— BEGIN Items —
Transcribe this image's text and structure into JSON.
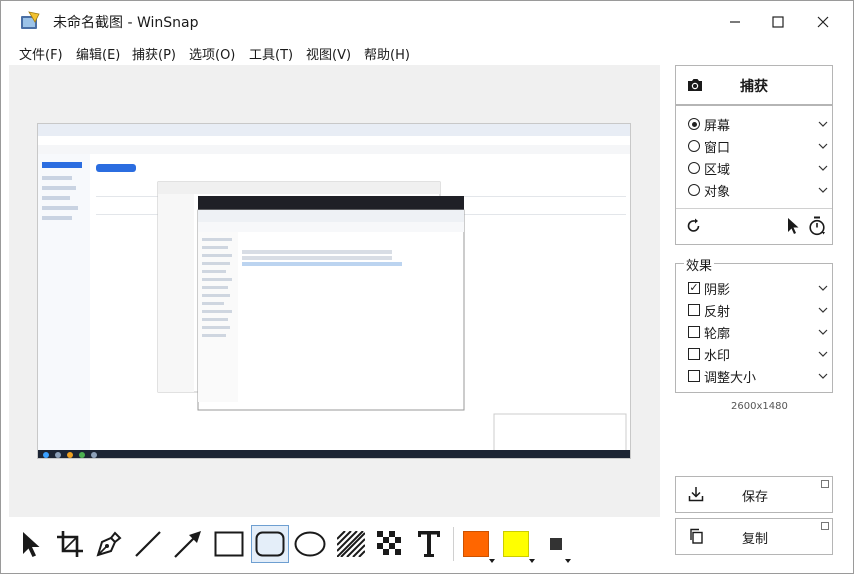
{
  "window": {
    "title": "未命名截图 - WinSnap",
    "app_icon": "winsnap-logo-icon",
    "controls": [
      "minimize-icon",
      "maximize-icon",
      "close-icon"
    ]
  },
  "menu": {
    "items": [
      "文件(F)",
      "编辑(E)",
      "捕获(P)",
      "选项(O)",
      "工具(T)",
      "视图(V)",
      "帮助(H)"
    ]
  },
  "capture": {
    "label": "捕获",
    "icon": "camera-icon"
  },
  "modes": [
    {
      "label": "屏幕",
      "selected": true
    },
    {
      "label": "窗口",
      "selected": false
    },
    {
      "label": "区域",
      "selected": false
    },
    {
      "label": "对象",
      "selected": false
    }
  ],
  "mode_tools": [
    "redo-icon",
    "cursor-icon",
    "timer-icon"
  ],
  "effects": {
    "title": "效果",
    "items": [
      {
        "label": "阴影",
        "checked": true
      },
      {
        "label": "反射",
        "checked": false
      },
      {
        "label": "轮廓",
        "checked": false
      },
      {
        "label": "水印",
        "checked": false
      },
      {
        "label": "调整大小",
        "checked": false
      }
    ]
  },
  "dimensions": "2600x1480",
  "actions": {
    "save_label": "保存",
    "copy_label": "复制"
  },
  "toolbar": {
    "tools": [
      "pointer-icon",
      "crop-icon",
      "pen-icon",
      "line-icon",
      "arrow-icon",
      "rectangle-icon",
      "rounded-rectangle-icon",
      "ellipse-icon",
      "hatch-icon",
      "pixelate-icon",
      "text-icon"
    ],
    "selected_tool": "rounded-rectangle-icon",
    "primary_color": "#ff6600",
    "secondary_color": "#ffff00",
    "line_width_icon": "line-width-icon"
  }
}
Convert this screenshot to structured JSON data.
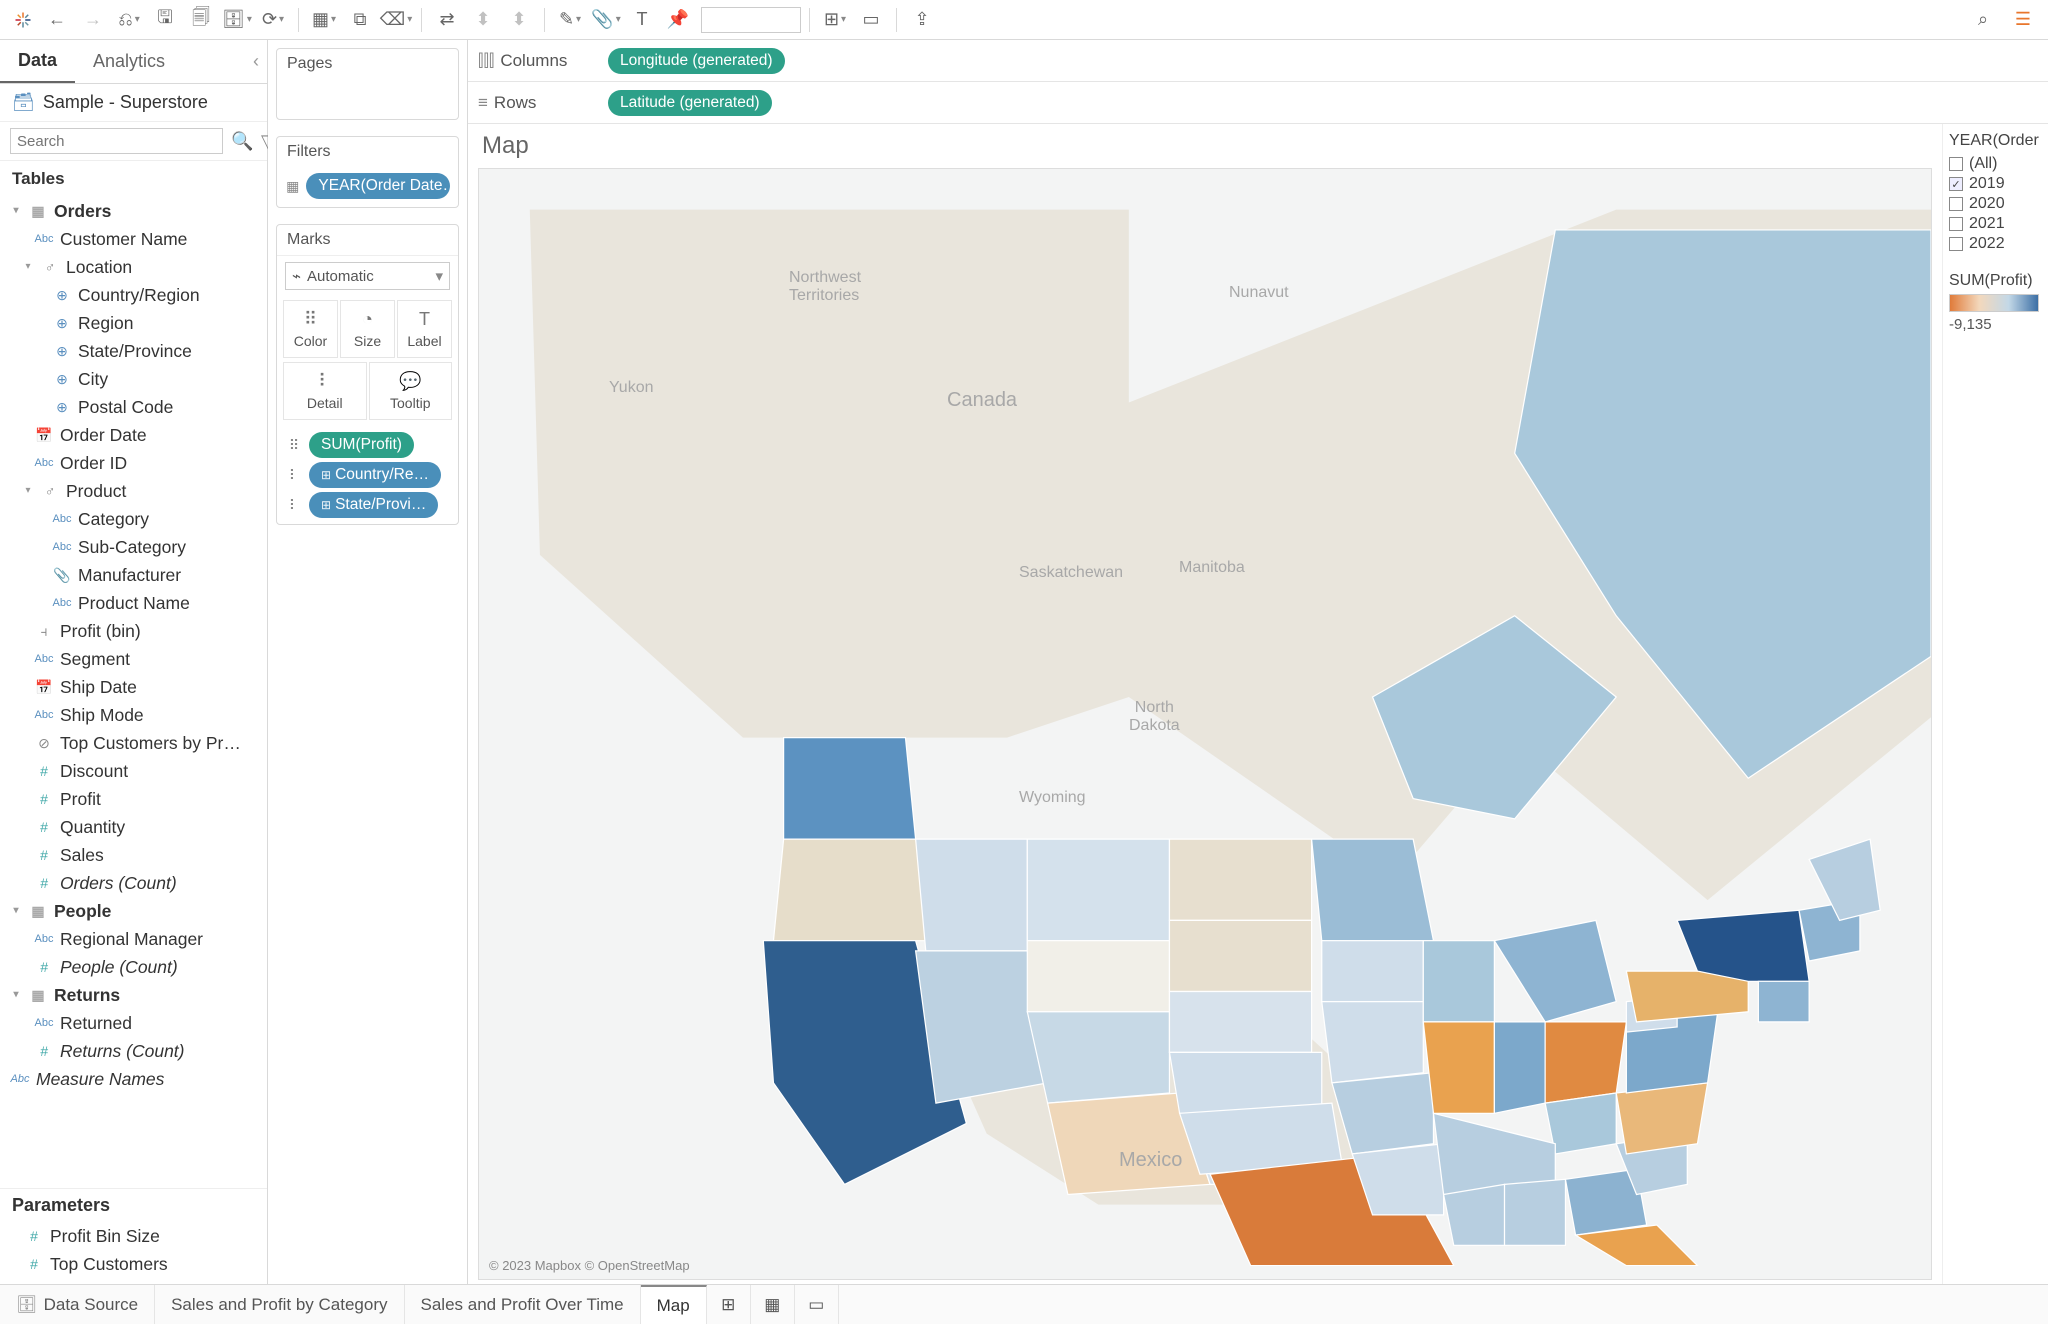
{
  "toolbar": {
    "search_placeholder": ""
  },
  "dataPane": {
    "tabs": {
      "data": "Data",
      "analytics": "Analytics"
    },
    "datasource": "Sample - Superstore",
    "search_placeholder": "Search",
    "tablesHeader": "Tables",
    "tables": {
      "orders": "Orders",
      "fields": {
        "customer_name": "Customer Name",
        "location": "Location",
        "country_region": "Country/Region",
        "region": "Region",
        "state_province": "State/Province",
        "city": "City",
        "postal_code": "Postal Code",
        "order_date": "Order Date",
        "order_id": "Order ID",
        "product": "Product",
        "category": "Category",
        "sub_category": "Sub-Category",
        "manufacturer": "Manufacturer",
        "product_name": "Product Name",
        "profit_bin": "Profit (bin)",
        "segment": "Segment",
        "ship_date": "Ship Date",
        "ship_mode": "Ship Mode",
        "top_customers": "Top Customers by Pr…",
        "discount": "Discount",
        "profit": "Profit",
        "quantity": "Quantity",
        "sales": "Sales",
        "orders_count": "Orders (Count)"
      },
      "people": "People",
      "people_fields": {
        "regional_manager": "Regional Manager",
        "people_count": "People (Count)"
      },
      "returns": "Returns",
      "returns_fields": {
        "returned": "Returned",
        "returns_count": "Returns (Count)"
      },
      "measure_names": "Measure Names"
    },
    "paramsHeader": "Parameters",
    "params": {
      "profit_bin_size": "Profit Bin Size",
      "top_customers": "Top Customers"
    }
  },
  "shelves": {
    "pages": "Pages",
    "filters": "Filters",
    "filter_pill": "YEAR(Order Date…",
    "marks": "Marks",
    "mark_type": "Automatic",
    "cells": {
      "color": "Color",
      "size": "Size",
      "label": "Label",
      "detail": "Detail",
      "tooltip": "Tooltip"
    },
    "mark_pills": {
      "sum_profit": "SUM(Profit)",
      "country": "Country/Re…",
      "state": "State/Provi…"
    }
  },
  "crShelves": {
    "columns": "Columns",
    "rows": "Rows",
    "col_pill": "Longitude (generated)",
    "row_pill": "Latitude (generated)"
  },
  "view": {
    "title": "Map",
    "credit": "© 2023 Mapbox © OpenStreetMap",
    "bg_labels": {
      "nwt": "Northwest\nTerritories",
      "yukon": "Yukon",
      "nunavut": "Nunavut",
      "sask": "Saskatchewan",
      "manitoba": "Manitoba",
      "canada": "Canada",
      "ndakota": "North\nDakota",
      "wyoming": "Wyoming",
      "mexico": "Mexico"
    }
  },
  "legend": {
    "title": "YEAR(Order",
    "years": {
      "all": "(All)",
      "y2019": "2019",
      "y2020": "2020",
      "y2021": "2021",
      "y2022": "2022"
    },
    "sum_label": "SUM(Profit)",
    "min_val": "-9,135"
  },
  "bottomTabs": {
    "datasource": "Data Source",
    "tab1": "Sales and Profit by Category",
    "tab2": "Sales and Profit Over Time",
    "tab3": "Map"
  },
  "chart_data": {
    "type": "map",
    "title": "Map",
    "color_field": "SUM(Profit)",
    "filter": {
      "field": "YEAR(Order Date)",
      "selected": [
        2019
      ],
      "options": [
        "(All)",
        2019,
        2020,
        2021,
        2022
      ]
    },
    "legend": {
      "min": -9135,
      "gradient": [
        "#e07b3a",
        "#f3d8bc",
        "#c3d8e7",
        "#3c6fa5"
      ]
    },
    "geo_fields": [
      "Country/Region",
      "State/Province"
    ],
    "notes": "Choropleth of SUM(Profit) by US state for 2019; orange=negative, blue=positive. Individual state values not labeled on map."
  }
}
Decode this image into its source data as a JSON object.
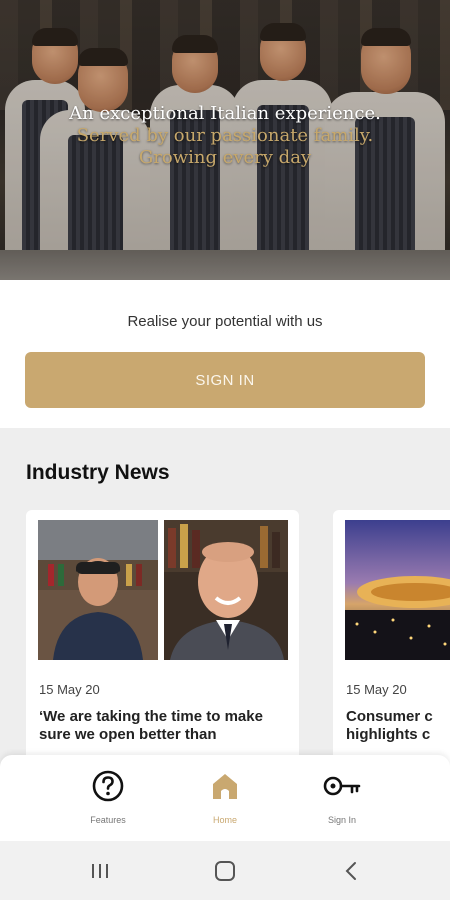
{
  "hero": {
    "line1": "An exceptional Italian experience.",
    "line2": "Served by our passionate family.",
    "line3": "Growing every day"
  },
  "signin": {
    "tagline": "Realise your potential with us",
    "button_label": "SIGN IN"
  },
  "news": {
    "heading": "Industry News",
    "cards": [
      {
        "date": "15 May 20",
        "title": "‘We are taking the time to make sure we open better than"
      },
      {
        "date": "15 May 20",
        "title": "Consumer c highlights c"
      }
    ]
  },
  "bottom_nav": {
    "items": [
      {
        "label": "Features",
        "icon": "question-circle-icon"
      },
      {
        "label": "Home",
        "icon": "home-icon",
        "active": true
      },
      {
        "label": "Sign In",
        "icon": "key-icon"
      }
    ]
  },
  "colors": {
    "accent": "#c9a870",
    "hero_secondary_text": "#c7a86b",
    "news_background": "#eeeeee"
  }
}
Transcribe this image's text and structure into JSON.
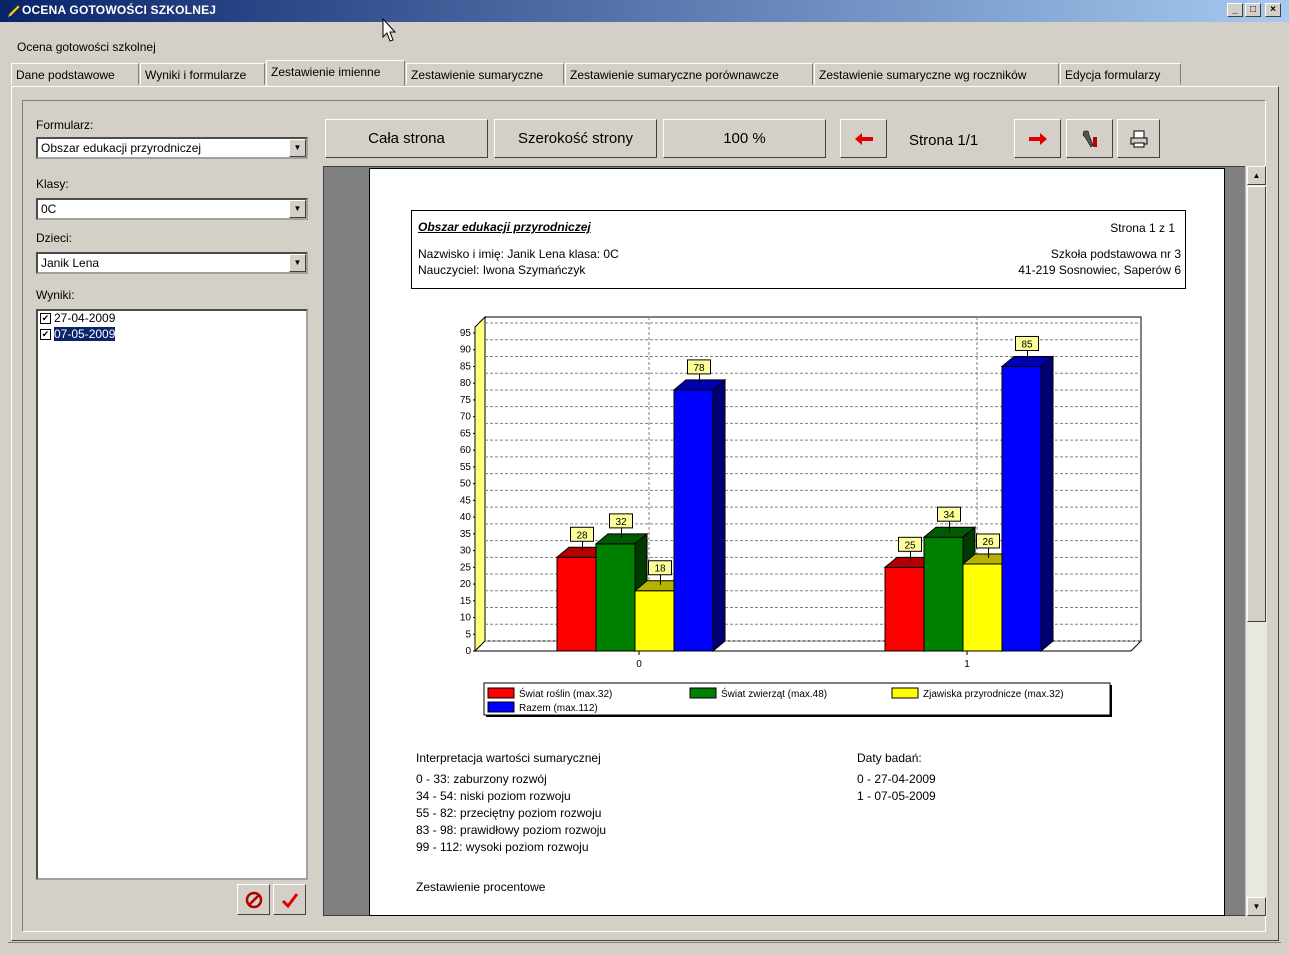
{
  "window": {
    "title": "OCENA GOTOWOŚCI SZKOLNEJ",
    "subtitle": "Ocena gotowości szkolnej",
    "min": "_",
    "max": "□",
    "close": "×"
  },
  "tabs": [
    "Dane podstawowe",
    "Wyniki i formularze",
    "Zestawienie imienne",
    "Zestawienie sumaryczne",
    "Zestawienie sumaryczne porównawcze",
    "Zestawienie sumaryczne wg roczników",
    "Edycja formularzy"
  ],
  "active_tab": "Zestawienie imienne",
  "left": {
    "formularz_label": "Formularz:",
    "formularz_value": "Obszar edukacji przyrodniczej",
    "klasy_label": "Klasy:",
    "klasy_value": "0C",
    "dzieci_label": "Dzieci:",
    "dzieci_value": "Janik Lena",
    "wyniki_label": "Wyniki:",
    "wyniki": [
      {
        "date": "27-04-2009",
        "checked": true,
        "selected": false
      },
      {
        "date": "07-05-2009",
        "checked": true,
        "selected": true
      }
    ]
  },
  "toolbar": {
    "whole_page": "Cała strona",
    "page_width": "Szerokość strony",
    "zoom": "100 %",
    "page": "Strona 1/1"
  },
  "report": {
    "title": "Obszar edukacji przyrodniczej",
    "page_info": "Strona 1 z 1",
    "name_line": "Nazwisko i imię: Janik Lena klasa: 0C",
    "teacher_line": "Nauczyciel:  Iwona Szymańczyk",
    "school": "Szkoła podstawowa nr 3",
    "address": "41-219 Sosnowiec, Saperów 6",
    "interp_title": "Interpretacja wartości sumarycznej",
    "interp": [
      "0 - 33:  zaburzony rozwój",
      "34 - 54:  niski poziom rozwoju",
      "55 - 82:  przeciętny poziom rozwoju",
      "83 - 98:  prawidłowy poziom rozwoju",
      "99 - 112:  wysoki poziom rozwoju"
    ],
    "dates_title": "Daty badań:",
    "dates": [
      "0 - 27-04-2009",
      "1 - 07-05-2009"
    ],
    "percent_title": "Zestawienie procentowe"
  },
  "chart_data": {
    "type": "bar",
    "categories": [
      "0",
      "1"
    ],
    "series": [
      {
        "name": "Świat roślin (max.32)",
        "values": [
          28,
          25
        ],
        "color": "#ff0000"
      },
      {
        "name": "Świat zwierząt (max.48)",
        "values": [
          32,
          34
        ],
        "color": "#008000"
      },
      {
        "name": "Zjawiska przyrodnicze (max.32)",
        "values": [
          18,
          26
        ],
        "color": "#ffff00"
      },
      {
        "name": "Razem (max.112)",
        "values": [
          78,
          85
        ],
        "color": "#0000ff"
      }
    ],
    "yticks": [
      0,
      5,
      10,
      15,
      20,
      25,
      30,
      35,
      40,
      45,
      50,
      55,
      60,
      65,
      70,
      75,
      80,
      85,
      90,
      95
    ],
    "ylim": [
      0,
      95
    ],
    "grid": true,
    "legend": "bottom"
  }
}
— END Items —
#### [Set exercise]
From the entries above, copy every line where the word "this" shows up.

#### [Answer to the problem]
Transcribe this image's text and structure into JSON.
Convert this screenshot to structured JSON data.
Decode this image into its source data as a JSON object.
Transcribe this image's text and structure into JSON.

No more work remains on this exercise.